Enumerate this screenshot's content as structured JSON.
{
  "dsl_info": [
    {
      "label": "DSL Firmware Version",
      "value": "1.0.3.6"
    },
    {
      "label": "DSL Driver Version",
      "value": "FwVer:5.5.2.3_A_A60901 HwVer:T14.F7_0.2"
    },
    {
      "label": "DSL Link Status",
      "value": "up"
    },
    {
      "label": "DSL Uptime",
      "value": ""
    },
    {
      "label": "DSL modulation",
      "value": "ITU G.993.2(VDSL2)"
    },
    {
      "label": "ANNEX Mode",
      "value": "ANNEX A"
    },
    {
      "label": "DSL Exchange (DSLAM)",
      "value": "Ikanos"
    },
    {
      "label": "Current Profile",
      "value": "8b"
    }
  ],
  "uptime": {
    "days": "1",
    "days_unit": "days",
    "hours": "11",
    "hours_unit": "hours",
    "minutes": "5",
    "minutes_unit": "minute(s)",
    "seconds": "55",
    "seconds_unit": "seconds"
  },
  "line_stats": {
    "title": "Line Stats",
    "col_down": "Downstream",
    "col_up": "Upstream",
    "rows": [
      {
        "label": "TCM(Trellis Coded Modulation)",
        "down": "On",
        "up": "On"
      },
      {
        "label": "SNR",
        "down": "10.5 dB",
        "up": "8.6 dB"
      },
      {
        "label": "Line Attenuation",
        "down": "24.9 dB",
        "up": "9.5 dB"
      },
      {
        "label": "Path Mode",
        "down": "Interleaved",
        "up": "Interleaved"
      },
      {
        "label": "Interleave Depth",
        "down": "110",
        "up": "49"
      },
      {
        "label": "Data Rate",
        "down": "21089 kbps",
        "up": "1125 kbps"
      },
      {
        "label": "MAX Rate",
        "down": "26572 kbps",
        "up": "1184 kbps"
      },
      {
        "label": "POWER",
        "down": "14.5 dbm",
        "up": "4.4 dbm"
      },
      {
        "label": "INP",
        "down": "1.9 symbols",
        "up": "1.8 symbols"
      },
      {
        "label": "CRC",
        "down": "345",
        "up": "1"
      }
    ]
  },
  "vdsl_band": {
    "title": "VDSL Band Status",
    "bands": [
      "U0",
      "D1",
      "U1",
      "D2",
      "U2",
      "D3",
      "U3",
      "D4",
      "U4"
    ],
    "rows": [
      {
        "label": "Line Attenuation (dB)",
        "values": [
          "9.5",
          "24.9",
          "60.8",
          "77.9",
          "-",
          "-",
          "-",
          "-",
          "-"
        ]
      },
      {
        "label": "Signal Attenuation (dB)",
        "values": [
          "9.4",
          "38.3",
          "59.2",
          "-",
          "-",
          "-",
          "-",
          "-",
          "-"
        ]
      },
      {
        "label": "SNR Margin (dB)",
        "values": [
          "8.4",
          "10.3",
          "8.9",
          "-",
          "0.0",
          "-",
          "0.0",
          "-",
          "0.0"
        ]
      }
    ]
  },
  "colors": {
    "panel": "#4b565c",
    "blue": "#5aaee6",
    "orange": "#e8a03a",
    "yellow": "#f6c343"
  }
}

- - - - - - -

> **TASK REQUIREMENTS**
Go through the records above and set each one down exactly, please.

> **RESPONSE TO THE EXERCISE**
Enumerate this screenshot's content as structured JSON.
{
  "dsl_info": [
    {
      "label": "DSL Firmware Version",
      "value": "1.0.3.6"
    },
    {
      "label": "DSL Driver Version",
      "value": "FwVer:5.5.2.3_A_A60901 HwVer:T14.F7_0.2"
    },
    {
      "label": "DSL Link Status",
      "value": "up"
    },
    {
      "label": "DSL Uptime",
      "value": ""
    },
    {
      "label": "DSL modulation",
      "value": "ITU G.993.2(VDSL2)"
    },
    {
      "label": "ANNEX Mode",
      "value": "ANNEX A"
    },
    {
      "label": "DSL Exchange (DSLAM)",
      "value": "Ikanos"
    },
    {
      "label": "Current Profile",
      "value": "8b"
    }
  ],
  "uptime": {
    "days": "1",
    "days_unit": "days",
    "hours": "11",
    "hours_unit": "hours",
    "minutes": "5",
    "minutes_unit": "minute(s)",
    "seconds": "55",
    "seconds_unit": "seconds"
  },
  "line_stats": {
    "title": "Line Stats",
    "col_down": "Downstream",
    "col_up": "Upstream",
    "rows": [
      {
        "label": "TCM(Trellis Coded Modulation)",
        "down": "On",
        "up": "On"
      },
      {
        "label": "SNR",
        "down": "10.5 dB",
        "up": "8.6 dB"
      },
      {
        "label": "Line Attenuation",
        "down": "24.9 dB",
        "up": "9.5 dB"
      },
      {
        "label": "Path Mode",
        "down": "Interleaved",
        "up": "Interleaved"
      },
      {
        "label": "Interleave Depth",
        "down": "110",
        "up": "49"
      },
      {
        "label": "Data Rate",
        "down": "21089 kbps",
        "up": "1125 kbps"
      },
      {
        "label": "MAX Rate",
        "down": "26572 kbps",
        "up": "1184 kbps"
      },
      {
        "label": "POWER",
        "down": "14.5 dbm",
        "up": "4.4 dbm"
      },
      {
        "label": "INP",
        "down": "1.9 symbols",
        "up": "1.8 symbols"
      },
      {
        "label": "CRC",
        "down": "345",
        "up": "1"
      }
    ]
  },
  "vdsl_band": {
    "title": "VDSL Band Status",
    "bands": [
      "U0",
      "D1",
      "U1",
      "D2",
      "U2",
      "D3",
      "U3",
      "D4",
      "U4"
    ],
    "rows": [
      {
        "label": "Line Attenuation (dB)",
        "values": [
          "9.5",
          "24.9",
          "60.8",
          "77.9",
          "-",
          "-",
          "-",
          "-",
          "-"
        ]
      },
      {
        "label": "Signal Attenuation (dB)",
        "values": [
          "9.4",
          "38.3",
          "59.2",
          "-",
          "-",
          "-",
          "-",
          "-",
          "-"
        ]
      },
      {
        "label": "SNR Margin (dB)",
        "values": [
          "8.4",
          "10.3",
          "8.9",
          "-",
          "0.0",
          "-",
          "0.0",
          "-",
          "0.0"
        ]
      }
    ]
  },
  "colors": {
    "panel": "#4b565c",
    "blue": "#5aaee6",
    "orange": "#e8a03a",
    "yellow": "#f6c343"
  }
}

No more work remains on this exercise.